→ **Exercise brief**: Output every line below without omitting or altering anything.

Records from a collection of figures
>> begin

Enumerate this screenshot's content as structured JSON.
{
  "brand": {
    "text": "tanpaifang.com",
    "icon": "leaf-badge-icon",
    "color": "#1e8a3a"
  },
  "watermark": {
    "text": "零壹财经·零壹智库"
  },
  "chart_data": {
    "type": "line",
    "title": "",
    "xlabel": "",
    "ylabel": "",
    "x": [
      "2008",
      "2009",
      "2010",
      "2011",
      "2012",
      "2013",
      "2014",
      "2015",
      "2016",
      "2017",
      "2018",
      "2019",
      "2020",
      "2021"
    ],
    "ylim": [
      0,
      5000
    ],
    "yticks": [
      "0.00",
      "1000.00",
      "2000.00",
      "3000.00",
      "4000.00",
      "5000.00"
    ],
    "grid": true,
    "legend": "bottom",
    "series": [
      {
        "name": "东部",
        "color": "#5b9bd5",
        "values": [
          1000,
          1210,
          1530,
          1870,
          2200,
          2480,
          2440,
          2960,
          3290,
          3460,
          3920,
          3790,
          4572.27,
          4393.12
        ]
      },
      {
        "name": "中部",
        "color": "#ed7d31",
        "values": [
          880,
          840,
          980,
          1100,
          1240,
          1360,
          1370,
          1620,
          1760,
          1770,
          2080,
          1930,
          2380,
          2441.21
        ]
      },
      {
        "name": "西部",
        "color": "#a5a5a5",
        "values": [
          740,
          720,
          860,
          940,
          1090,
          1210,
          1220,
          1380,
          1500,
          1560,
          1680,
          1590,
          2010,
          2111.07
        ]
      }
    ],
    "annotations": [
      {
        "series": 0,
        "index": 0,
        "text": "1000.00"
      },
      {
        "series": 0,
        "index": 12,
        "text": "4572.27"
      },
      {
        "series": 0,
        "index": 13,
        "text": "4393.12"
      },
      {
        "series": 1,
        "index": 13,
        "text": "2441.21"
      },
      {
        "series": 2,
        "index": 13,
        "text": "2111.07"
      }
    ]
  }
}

>> end

→ **Response to this task**:
Enumerate this screenshot's content as structured JSON.
{
  "brand": {
    "text": "tanpaifang.com",
    "icon": "leaf-badge-icon",
    "color": "#1e8a3a"
  },
  "watermark": {
    "text": "零壹财经·零壹智库"
  },
  "chart_data": {
    "type": "line",
    "title": "",
    "xlabel": "",
    "ylabel": "",
    "x": [
      "2008",
      "2009",
      "2010",
      "2011",
      "2012",
      "2013",
      "2014",
      "2015",
      "2016",
      "2017",
      "2018",
      "2019",
      "2020",
      "2021"
    ],
    "ylim": [
      0,
      5000
    ],
    "yticks": [
      "0.00",
      "1000.00",
      "2000.00",
      "3000.00",
      "4000.00",
      "5000.00"
    ],
    "grid": true,
    "legend": "bottom",
    "series": [
      {
        "name": "东部",
        "color": "#5b9bd5",
        "values": [
          1000,
          1210,
          1530,
          1870,
          2200,
          2480,
          2440,
          2960,
          3290,
          3460,
          3920,
          3790,
          4572.27,
          4393.12
        ]
      },
      {
        "name": "中部",
        "color": "#ed7d31",
        "values": [
          880,
          840,
          980,
          1100,
          1240,
          1360,
          1370,
          1620,
          1760,
          1770,
          2080,
          1930,
          2380,
          2441.21
        ]
      },
      {
        "name": "西部",
        "color": "#a5a5a5",
        "values": [
          740,
          720,
          860,
          940,
          1090,
          1210,
          1220,
          1380,
          1500,
          1560,
          1680,
          1590,
          2010,
          2111.07
        ]
      }
    ],
    "annotations": [
      {
        "series": 0,
        "index": 0,
        "text": "1000.00"
      },
      {
        "series": 0,
        "index": 12,
        "text": "4572.27"
      },
      {
        "series": 0,
        "index": 13,
        "text": "4393.12"
      },
      {
        "series": 1,
        "index": 13,
        "text": "2441.21"
      },
      {
        "series": 2,
        "index": 13,
        "text": "2111.07"
      }
    ]
  }
}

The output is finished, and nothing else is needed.